• _DIRECTIVE_
Scan the data below for the string "icon". Show every line where it turns up.

• • • •

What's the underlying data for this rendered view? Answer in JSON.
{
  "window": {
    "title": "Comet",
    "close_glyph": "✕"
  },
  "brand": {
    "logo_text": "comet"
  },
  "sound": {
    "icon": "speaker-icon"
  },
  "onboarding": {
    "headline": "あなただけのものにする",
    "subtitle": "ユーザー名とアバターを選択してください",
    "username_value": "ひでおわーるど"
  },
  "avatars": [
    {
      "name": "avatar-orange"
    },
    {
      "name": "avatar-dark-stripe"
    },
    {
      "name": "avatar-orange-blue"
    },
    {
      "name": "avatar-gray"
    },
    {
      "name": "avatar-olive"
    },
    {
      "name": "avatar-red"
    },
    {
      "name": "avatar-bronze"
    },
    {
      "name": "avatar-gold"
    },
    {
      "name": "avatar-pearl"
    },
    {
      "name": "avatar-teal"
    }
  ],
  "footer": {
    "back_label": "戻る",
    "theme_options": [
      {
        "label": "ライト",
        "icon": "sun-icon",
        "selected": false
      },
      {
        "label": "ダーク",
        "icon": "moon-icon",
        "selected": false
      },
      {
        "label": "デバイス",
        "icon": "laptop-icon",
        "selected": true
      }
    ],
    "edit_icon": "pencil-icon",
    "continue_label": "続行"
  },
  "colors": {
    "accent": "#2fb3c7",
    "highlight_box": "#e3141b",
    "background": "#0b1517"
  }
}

• • • •

• _SOLUTION TO THE EXERCISE_
    "icon": "speaker-icon"
        "icon": "sun-icon",
        "icon": "moon-icon",
        "icon": "laptop-icon",
    "edit_icon": "pencil-icon",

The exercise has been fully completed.